◆ **Entries**:
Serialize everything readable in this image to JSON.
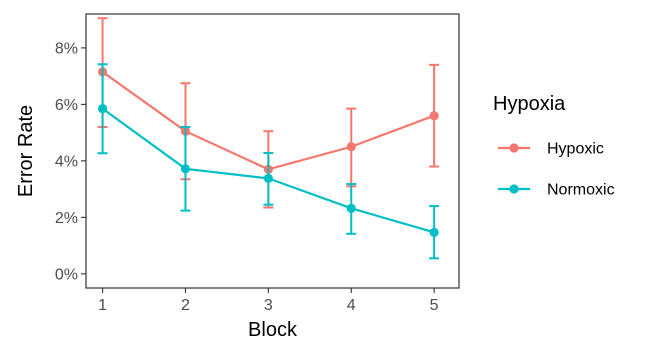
{
  "chart_data": {
    "type": "line",
    "xlabel": "Block",
    "ylabel": "Error Rate",
    "x": [
      1,
      2,
      3,
      4,
      5
    ],
    "x_ticks": [
      "1",
      "2",
      "3",
      "4",
      "5"
    ],
    "xlim": [
      0.8,
      5.3
    ],
    "ylim": [
      -0.5,
      9.2
    ],
    "y_ticks": [
      0,
      2,
      4,
      6,
      8
    ],
    "y_tick_labels": [
      "0%",
      "2%",
      "4%",
      "6%",
      "8%"
    ],
    "grid": true,
    "legend": {
      "title": "Hypoxia",
      "position": "right"
    },
    "series": [
      {
        "name": "Hypoxic",
        "color": "#F8766D",
        "values": [
          7.15,
          5.05,
          3.7,
          4.5,
          5.6
        ],
        "error_low": [
          5.2,
          3.35,
          2.35,
          3.1,
          3.8
        ],
        "error_high": [
          9.05,
          6.75,
          5.05,
          5.85,
          7.4
        ]
      },
      {
        "name": "Normoxic",
        "color": "#00BFC4",
        "values": [
          5.85,
          3.72,
          3.38,
          2.32,
          1.47
        ],
        "error_low": [
          4.27,
          2.24,
          2.45,
          1.42,
          0.55
        ],
        "error_high": [
          7.42,
          5.2,
          4.28,
          3.18,
          2.4
        ]
      }
    ]
  }
}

◆ **Directions for this task**: Reproduce the whole listing word for word, setting aside any pictures.

◆ **Full answer**:
Serialize everything readable in this image to JSON.
{
  "chart_data": {
    "type": "line",
    "xlabel": "Block",
    "ylabel": "Error Rate",
    "x": [
      1,
      2,
      3,
      4,
      5
    ],
    "x_ticks": [
      "1",
      "2",
      "3",
      "4",
      "5"
    ],
    "xlim": [
      0.8,
      5.3
    ],
    "ylim": [
      -0.5,
      9.2
    ],
    "y_ticks": [
      0,
      2,
      4,
      6,
      8
    ],
    "y_tick_labels": [
      "0%",
      "2%",
      "4%",
      "6%",
      "8%"
    ],
    "grid": true,
    "legend": {
      "title": "Hypoxia",
      "position": "right"
    },
    "series": [
      {
        "name": "Hypoxic",
        "color": "#F8766D",
        "values": [
          7.15,
          5.05,
          3.7,
          4.5,
          5.6
        ],
        "error_low": [
          5.2,
          3.35,
          2.35,
          3.1,
          3.8
        ],
        "error_high": [
          9.05,
          6.75,
          5.05,
          5.85,
          7.4
        ]
      },
      {
        "name": "Normoxic",
        "color": "#00BFC4",
        "values": [
          5.85,
          3.72,
          3.38,
          2.32,
          1.47
        ],
        "error_low": [
          4.27,
          2.24,
          2.45,
          1.42,
          0.55
        ],
        "error_high": [
          7.42,
          5.2,
          4.28,
          3.18,
          2.4
        ]
      }
    ]
  }
}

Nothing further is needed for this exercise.